Data in this exercise:
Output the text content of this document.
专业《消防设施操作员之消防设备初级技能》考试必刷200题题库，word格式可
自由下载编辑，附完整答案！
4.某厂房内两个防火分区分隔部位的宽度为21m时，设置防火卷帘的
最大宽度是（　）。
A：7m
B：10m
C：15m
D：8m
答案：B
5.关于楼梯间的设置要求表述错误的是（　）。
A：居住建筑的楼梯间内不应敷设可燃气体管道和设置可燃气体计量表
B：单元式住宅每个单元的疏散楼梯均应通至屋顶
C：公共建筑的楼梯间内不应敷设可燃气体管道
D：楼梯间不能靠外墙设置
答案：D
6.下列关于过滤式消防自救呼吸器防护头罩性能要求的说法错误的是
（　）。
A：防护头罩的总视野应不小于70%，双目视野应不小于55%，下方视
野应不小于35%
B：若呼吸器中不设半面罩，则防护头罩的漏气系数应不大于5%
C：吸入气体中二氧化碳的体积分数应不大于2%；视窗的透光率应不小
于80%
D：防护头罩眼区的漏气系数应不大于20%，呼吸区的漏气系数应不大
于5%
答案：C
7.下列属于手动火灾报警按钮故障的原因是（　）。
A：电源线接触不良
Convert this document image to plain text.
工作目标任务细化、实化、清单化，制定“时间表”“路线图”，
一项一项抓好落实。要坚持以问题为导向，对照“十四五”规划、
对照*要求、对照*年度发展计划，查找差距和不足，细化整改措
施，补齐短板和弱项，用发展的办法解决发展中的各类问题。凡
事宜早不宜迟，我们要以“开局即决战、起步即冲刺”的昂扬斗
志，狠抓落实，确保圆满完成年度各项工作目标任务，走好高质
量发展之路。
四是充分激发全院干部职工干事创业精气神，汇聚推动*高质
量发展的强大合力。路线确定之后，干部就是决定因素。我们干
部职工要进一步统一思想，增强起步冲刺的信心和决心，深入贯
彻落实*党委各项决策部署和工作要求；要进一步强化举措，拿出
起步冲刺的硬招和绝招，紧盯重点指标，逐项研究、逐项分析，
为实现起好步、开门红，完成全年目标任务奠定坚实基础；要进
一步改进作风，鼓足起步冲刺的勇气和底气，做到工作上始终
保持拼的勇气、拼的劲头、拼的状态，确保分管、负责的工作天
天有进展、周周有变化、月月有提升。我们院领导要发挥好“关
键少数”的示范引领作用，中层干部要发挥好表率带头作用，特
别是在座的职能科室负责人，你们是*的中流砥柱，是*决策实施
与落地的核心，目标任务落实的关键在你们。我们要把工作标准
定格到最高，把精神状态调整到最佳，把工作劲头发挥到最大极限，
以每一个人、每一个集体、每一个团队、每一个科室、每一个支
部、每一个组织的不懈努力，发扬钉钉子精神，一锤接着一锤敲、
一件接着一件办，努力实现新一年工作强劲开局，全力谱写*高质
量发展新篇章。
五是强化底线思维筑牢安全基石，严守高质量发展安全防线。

Given problem:
Find and copy every line in the entries above where the string "document" occurs.

Written response:
Output the text content of this document.
Convert this document image to plain text.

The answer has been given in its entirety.